──────── Recorded information ────────
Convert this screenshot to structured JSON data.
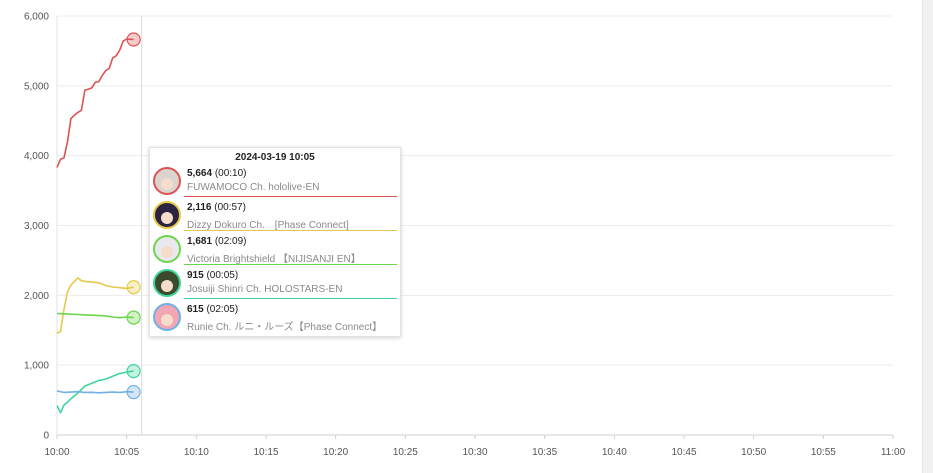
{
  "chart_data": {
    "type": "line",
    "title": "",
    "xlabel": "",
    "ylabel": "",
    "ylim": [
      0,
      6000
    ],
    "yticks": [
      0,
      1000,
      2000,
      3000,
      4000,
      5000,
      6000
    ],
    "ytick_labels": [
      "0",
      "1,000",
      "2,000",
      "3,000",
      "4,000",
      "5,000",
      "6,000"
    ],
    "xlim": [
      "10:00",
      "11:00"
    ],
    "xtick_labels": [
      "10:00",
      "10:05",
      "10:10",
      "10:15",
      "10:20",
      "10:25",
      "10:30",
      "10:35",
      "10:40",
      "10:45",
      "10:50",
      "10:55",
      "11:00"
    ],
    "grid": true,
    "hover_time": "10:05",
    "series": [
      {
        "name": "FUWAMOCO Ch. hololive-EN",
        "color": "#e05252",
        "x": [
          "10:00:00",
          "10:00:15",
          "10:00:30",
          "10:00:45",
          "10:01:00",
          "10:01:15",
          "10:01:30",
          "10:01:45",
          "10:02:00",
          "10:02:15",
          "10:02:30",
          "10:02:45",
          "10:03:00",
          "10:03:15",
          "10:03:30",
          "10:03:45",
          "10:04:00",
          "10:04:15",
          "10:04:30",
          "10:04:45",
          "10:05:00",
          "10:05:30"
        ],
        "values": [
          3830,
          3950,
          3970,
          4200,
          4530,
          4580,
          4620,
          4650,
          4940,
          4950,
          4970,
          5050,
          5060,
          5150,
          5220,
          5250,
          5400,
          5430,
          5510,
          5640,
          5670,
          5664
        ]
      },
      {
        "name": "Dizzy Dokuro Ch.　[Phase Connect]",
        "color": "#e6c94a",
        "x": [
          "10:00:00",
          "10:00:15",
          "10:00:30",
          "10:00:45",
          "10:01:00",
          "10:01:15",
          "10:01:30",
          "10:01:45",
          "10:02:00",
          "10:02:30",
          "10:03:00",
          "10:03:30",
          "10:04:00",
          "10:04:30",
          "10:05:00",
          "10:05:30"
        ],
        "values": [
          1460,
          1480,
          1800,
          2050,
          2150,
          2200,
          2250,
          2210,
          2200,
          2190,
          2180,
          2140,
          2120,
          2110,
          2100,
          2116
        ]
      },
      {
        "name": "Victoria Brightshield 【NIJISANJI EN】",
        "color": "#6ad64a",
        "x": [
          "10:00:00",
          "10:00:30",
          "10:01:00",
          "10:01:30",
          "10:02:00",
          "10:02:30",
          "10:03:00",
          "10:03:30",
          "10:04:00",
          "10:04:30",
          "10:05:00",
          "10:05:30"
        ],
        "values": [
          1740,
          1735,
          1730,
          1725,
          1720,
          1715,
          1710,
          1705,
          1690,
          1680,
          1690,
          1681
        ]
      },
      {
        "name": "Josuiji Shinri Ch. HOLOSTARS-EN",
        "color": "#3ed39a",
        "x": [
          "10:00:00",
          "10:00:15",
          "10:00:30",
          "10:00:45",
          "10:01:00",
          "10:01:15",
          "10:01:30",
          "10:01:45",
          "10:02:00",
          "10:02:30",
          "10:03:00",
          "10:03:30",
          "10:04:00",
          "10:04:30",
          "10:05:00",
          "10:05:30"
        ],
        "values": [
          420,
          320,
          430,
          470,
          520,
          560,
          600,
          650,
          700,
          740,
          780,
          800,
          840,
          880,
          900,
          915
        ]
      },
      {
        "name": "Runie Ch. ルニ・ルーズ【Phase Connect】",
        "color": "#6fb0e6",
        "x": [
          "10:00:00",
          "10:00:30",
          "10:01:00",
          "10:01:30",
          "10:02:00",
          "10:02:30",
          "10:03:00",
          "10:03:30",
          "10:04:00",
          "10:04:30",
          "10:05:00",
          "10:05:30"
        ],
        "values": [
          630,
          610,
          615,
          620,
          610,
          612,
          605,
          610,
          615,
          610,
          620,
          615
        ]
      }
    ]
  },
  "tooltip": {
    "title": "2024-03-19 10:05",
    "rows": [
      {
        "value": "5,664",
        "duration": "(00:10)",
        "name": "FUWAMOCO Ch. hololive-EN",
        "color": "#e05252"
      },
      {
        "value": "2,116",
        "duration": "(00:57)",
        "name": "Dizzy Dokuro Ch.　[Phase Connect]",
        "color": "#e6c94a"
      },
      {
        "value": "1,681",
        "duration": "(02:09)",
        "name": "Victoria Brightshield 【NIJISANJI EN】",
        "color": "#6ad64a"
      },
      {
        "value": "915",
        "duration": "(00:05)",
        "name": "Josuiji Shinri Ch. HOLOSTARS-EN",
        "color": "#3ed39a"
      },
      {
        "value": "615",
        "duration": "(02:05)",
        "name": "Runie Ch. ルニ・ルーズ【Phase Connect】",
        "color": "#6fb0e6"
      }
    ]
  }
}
────────
Show every line above in which the word "color" occurs.

Solution for this problem:
        "color": "#e05252",
        "color": "#e6c94a",
        "color": "#6ad64a",
        "color": "#3ed39a",
        "color": "#6fb0e6",
        "color": "#e05252"
        "color": "#e6c94a"
        "color": "#6ad64a"
        "color": "#3ed39a"
        "color": "#6fb0e6"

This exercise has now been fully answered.